**Supplied records:**
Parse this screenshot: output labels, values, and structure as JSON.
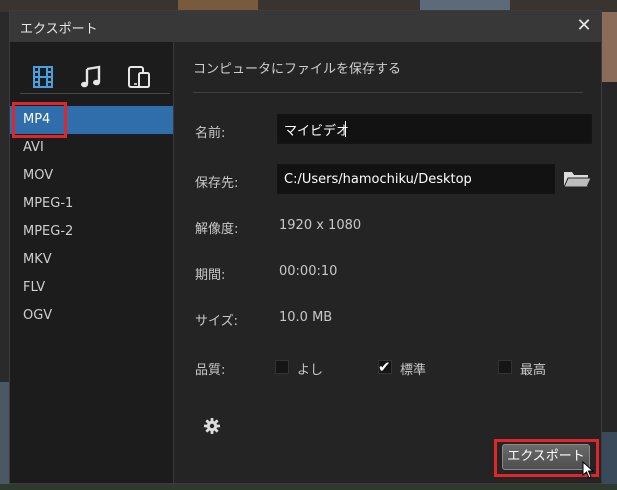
{
  "dialog": {
    "title": "エクスポート",
    "close_glyph": "✕"
  },
  "type_tabs": [
    {
      "icon": "film-icon",
      "selected": true
    },
    {
      "icon": "music-note-icon",
      "selected": false
    },
    {
      "icon": "devices-icon",
      "selected": false
    }
  ],
  "formats": [
    "MP4",
    "AVI",
    "MOV",
    "MPEG-1",
    "MPEG-2",
    "MKV",
    "FLV",
    "OGV"
  ],
  "selected_format": "MP4",
  "main": {
    "section_title": "コンピュータにファイルを保存する",
    "name_label": "名前:",
    "name_value": "マイビデオ",
    "dest_label": "保存先:",
    "dest_value": "C:/Users/hamochiku/Desktop",
    "resolution_label": "解像度:",
    "resolution_value": "1920 x 1080",
    "duration_label": "期間:",
    "duration_value": "00:00:10",
    "size_label": "サイズ:",
    "size_value": "10.0 MB",
    "quality_label": "品質:",
    "quality_options": [
      {
        "label": "よし",
        "checked": false
      },
      {
        "label": "標準",
        "checked": true
      },
      {
        "label": "最高",
        "checked": false
      }
    ],
    "export_button": "エクスポート"
  },
  "colors": {
    "selected_row": "#2f6eab",
    "highlight_box": "#e0262b",
    "dialog_bg": "#242424",
    "titlebar_bg": "#383838"
  }
}
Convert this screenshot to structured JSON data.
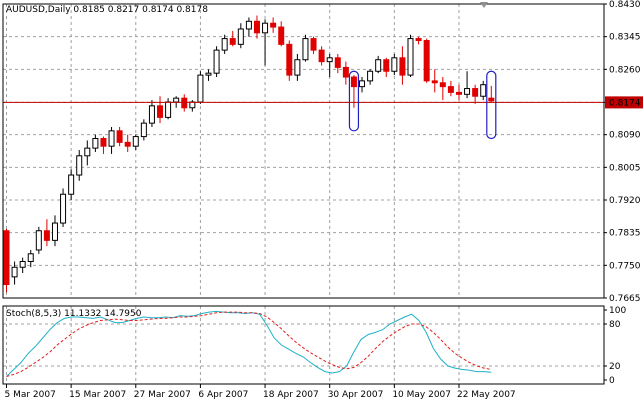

**Do this:**
Will you set down the records word for word while leaving out every picture?

**Task output:**
Parse this screenshot: output labels, values, and structure as JSON.
{
  "dialog": {
    "title": "エクスポート",
    "close_glyph": "✕"
  },
  "type_tabs": [
    {
      "icon": "film-icon",
      "selected": true
    },
    {
      "icon": "music-note-icon",
      "selected": false
    },
    {
      "icon": "devices-icon",
      "selected": false
    }
  ],
  "formats": [
    "MP4",
    "AVI",
    "MOV",
    "MPEG-1",
    "MPEG-2",
    "MKV",
    "FLV",
    "OGV"
  ],
  "selected_format": "MP4",
  "main": {
    "section_title": "コンピュータにファイルを保存する",
    "name_label": "名前:",
    "name_value": "マイビデオ",
    "dest_label": "保存先:",
    "dest_value": "C:/Users/hamochiku/Desktop",
    "resolution_label": "解像度:",
    "resolution_value": "1920 x 1080",
    "duration_label": "期間:",
    "duration_value": "00:00:10",
    "size_label": "サイズ:",
    "size_value": "10.0 MB",
    "quality_label": "品質:",
    "quality_options": [
      {
        "label": "よし",
        "checked": false
      },
      {
        "label": "標準",
        "checked": true
      },
      {
        "label": "最高",
        "checked": false
      }
    ],
    "export_button": "エクスポート"
  },
  "colors": {
    "selected_row": "#2f6eab",
    "highlight_box": "#e0262b",
    "dialog_bg": "#242424",
    "titlebar_bg": "#383838"
  }
}
Convert this screenshot to structured JSON data.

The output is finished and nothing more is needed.